WHAT YOU HAVE TO DO: Repeat the data word for word. Do not include the pictures.

STORED RECORDS:
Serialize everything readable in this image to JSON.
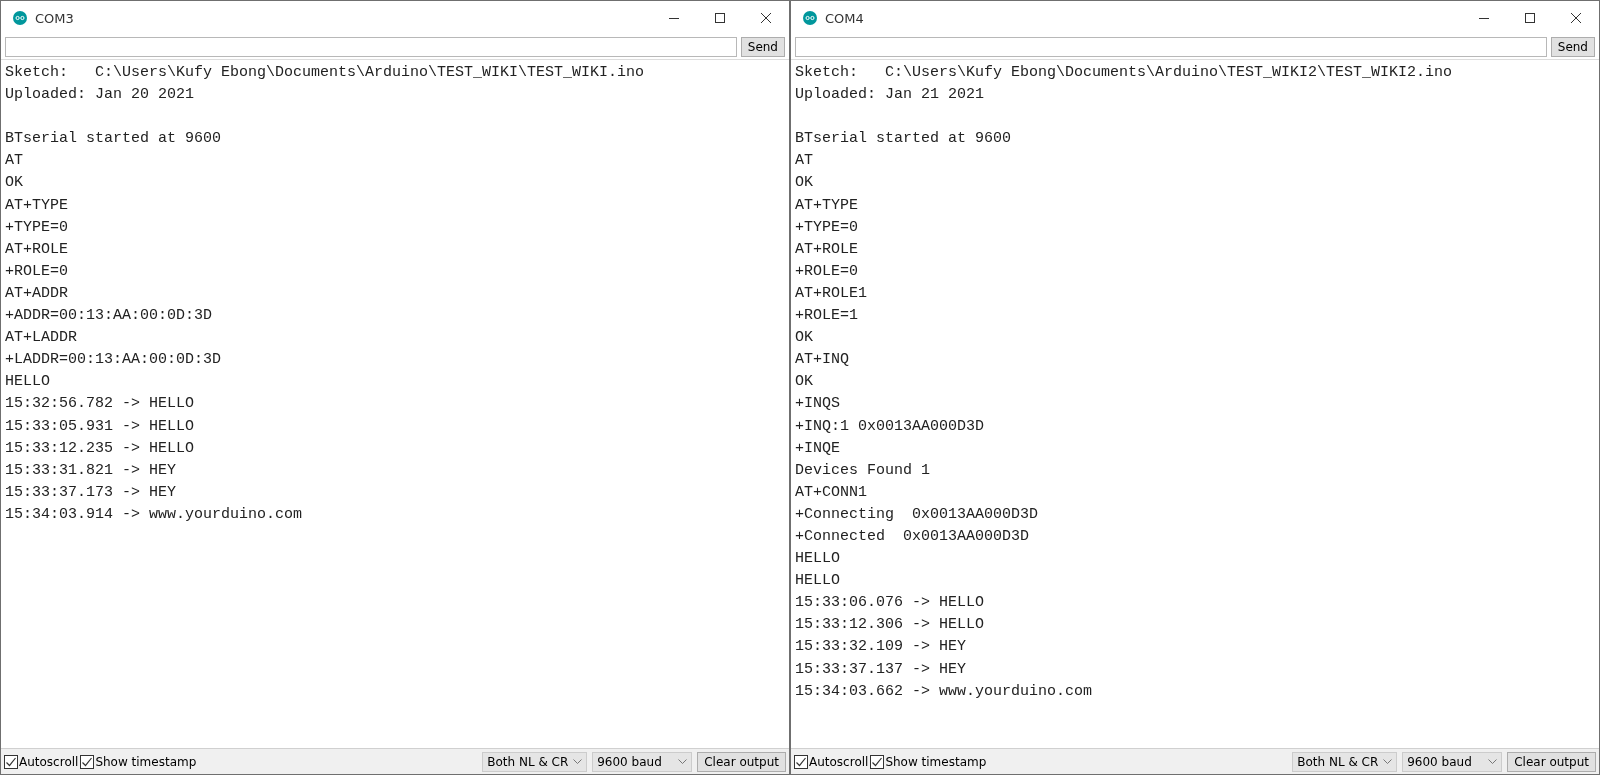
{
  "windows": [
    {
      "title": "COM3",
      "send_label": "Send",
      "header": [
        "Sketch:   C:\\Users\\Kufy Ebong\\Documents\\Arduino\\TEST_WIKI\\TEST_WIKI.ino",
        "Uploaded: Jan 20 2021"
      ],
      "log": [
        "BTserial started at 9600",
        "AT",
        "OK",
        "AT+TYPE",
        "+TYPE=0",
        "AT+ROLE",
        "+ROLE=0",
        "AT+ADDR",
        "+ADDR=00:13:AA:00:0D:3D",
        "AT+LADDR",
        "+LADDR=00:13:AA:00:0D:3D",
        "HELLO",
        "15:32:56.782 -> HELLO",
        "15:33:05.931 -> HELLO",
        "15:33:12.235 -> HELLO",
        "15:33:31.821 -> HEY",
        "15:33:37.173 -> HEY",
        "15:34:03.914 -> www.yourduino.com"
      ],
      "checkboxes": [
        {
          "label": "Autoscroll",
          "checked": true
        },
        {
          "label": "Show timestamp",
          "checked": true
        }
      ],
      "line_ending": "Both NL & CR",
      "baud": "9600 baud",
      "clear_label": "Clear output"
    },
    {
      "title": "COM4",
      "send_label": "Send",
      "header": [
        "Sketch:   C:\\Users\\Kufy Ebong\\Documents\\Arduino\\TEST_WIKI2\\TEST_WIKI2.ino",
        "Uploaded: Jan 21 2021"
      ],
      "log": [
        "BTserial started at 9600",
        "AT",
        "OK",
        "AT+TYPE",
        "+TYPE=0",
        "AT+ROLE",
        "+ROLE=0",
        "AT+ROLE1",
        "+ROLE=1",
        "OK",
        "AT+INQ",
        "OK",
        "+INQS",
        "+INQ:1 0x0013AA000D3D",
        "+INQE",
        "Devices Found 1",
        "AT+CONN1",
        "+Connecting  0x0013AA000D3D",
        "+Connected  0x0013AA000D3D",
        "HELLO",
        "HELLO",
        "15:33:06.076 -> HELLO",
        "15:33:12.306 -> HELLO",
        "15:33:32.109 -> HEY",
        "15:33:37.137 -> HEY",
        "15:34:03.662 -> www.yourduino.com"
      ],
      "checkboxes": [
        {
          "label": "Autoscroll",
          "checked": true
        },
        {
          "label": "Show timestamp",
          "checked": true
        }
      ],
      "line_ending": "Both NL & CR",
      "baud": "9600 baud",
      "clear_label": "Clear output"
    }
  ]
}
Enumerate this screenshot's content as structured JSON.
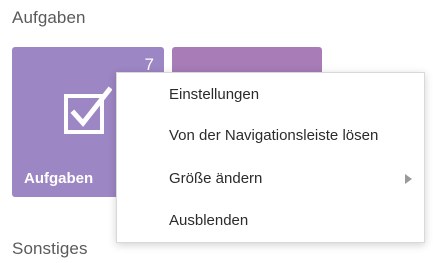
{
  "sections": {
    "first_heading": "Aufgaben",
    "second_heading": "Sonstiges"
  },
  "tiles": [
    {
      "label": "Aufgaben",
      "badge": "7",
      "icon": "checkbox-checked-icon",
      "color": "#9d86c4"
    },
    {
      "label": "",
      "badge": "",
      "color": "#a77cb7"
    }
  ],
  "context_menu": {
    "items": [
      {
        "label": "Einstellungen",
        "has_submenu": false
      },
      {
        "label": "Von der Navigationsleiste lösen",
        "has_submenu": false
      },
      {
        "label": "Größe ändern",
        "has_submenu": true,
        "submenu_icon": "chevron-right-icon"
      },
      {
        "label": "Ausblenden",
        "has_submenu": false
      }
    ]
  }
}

FINAL ANSWER:
Serialize everything readable in this image to JSON.
{
  "windows": [
    {
      "title": "COM3",
      "send_label": "Send",
      "header": [
        "Sketch:   C:\\Users\\Kufy Ebong\\Documents\\Arduino\\TEST_WIKI\\TEST_WIKI.ino",
        "Uploaded: Jan 20 2021"
      ],
      "log": [
        "BTserial started at 9600",
        "AT",
        "OK",
        "AT+TYPE",
        "+TYPE=0",
        "AT+ROLE",
        "+ROLE=0",
        "AT+ADDR",
        "+ADDR=00:13:AA:00:0D:3D",
        "AT+LADDR",
        "+LADDR=00:13:AA:00:0D:3D",
        "HELLO",
        "15:32:56.782 -> HELLO",
        "15:33:05.931 -> HELLO",
        "15:33:12.235 -> HELLO",
        "15:33:31.821 -> HEY",
        "15:33:37.173 -> HEY",
        "15:34:03.914 -> www.yourduino.com"
      ],
      "checkboxes": [
        {
          "label": "Autoscroll",
          "checked": true
        },
        {
          "label": "Show timestamp",
          "checked": true
        }
      ],
      "line_ending": "Both NL & CR",
      "baud": "9600 baud",
      "clear_label": "Clear output"
    },
    {
      "title": "COM4",
      "send_label": "Send",
      "header": [
        "Sketch:   C:\\Users\\Kufy Ebong\\Documents\\Arduino\\TEST_WIKI2\\TEST_WIKI2.ino",
        "Uploaded: Jan 21 2021"
      ],
      "log": [
        "BTserial started at 9600",
        "AT",
        "OK",
        "AT+TYPE",
        "+TYPE=0",
        "AT+ROLE",
        "+ROLE=0",
        "AT+ROLE1",
        "+ROLE=1",
        "OK",
        "AT+INQ",
        "OK",
        "+INQS",
        "+INQ:1 0x0013AA000D3D",
        "+INQE",
        "Devices Found 1",
        "AT+CONN1",
        "+Connecting  0x0013AA000D3D",
        "+Connected  0x0013AA000D3D",
        "HELLO",
        "HELLO",
        "15:33:06.076 -> HELLO",
        "15:33:12.306 -> HELLO",
        "15:33:32.109 -> HEY",
        "15:33:37.137 -> HEY",
        "15:34:03.662 -> www.yourduino.com"
      ],
      "checkboxes": [
        {
          "label": "Autoscroll",
          "checked": true
        },
        {
          "label": "Show timestamp",
          "checked": true
        }
      ],
      "line_ending": "Both NL & CR",
      "baud": "9600 baud",
      "clear_label": "Clear output"
    }
  ]
}
Enumerate this screenshot's content as structured JSON.
{
  "sections": {
    "first_heading": "Aufgaben",
    "second_heading": "Sonstiges"
  },
  "tiles": [
    {
      "label": "Aufgaben",
      "badge": "7",
      "icon": "checkbox-checked-icon",
      "color": "#9d86c4"
    },
    {
      "label": "",
      "badge": "",
      "color": "#a77cb7"
    }
  ],
  "context_menu": {
    "items": [
      {
        "label": "Einstellungen",
        "has_submenu": false
      },
      {
        "label": "Von der Navigationsleiste lösen",
        "has_submenu": false
      },
      {
        "label": "Größe ändern",
        "has_submenu": true,
        "submenu_icon": "chevron-right-icon"
      },
      {
        "label": "Ausblenden",
        "has_submenu": false
      }
    ]
  }
}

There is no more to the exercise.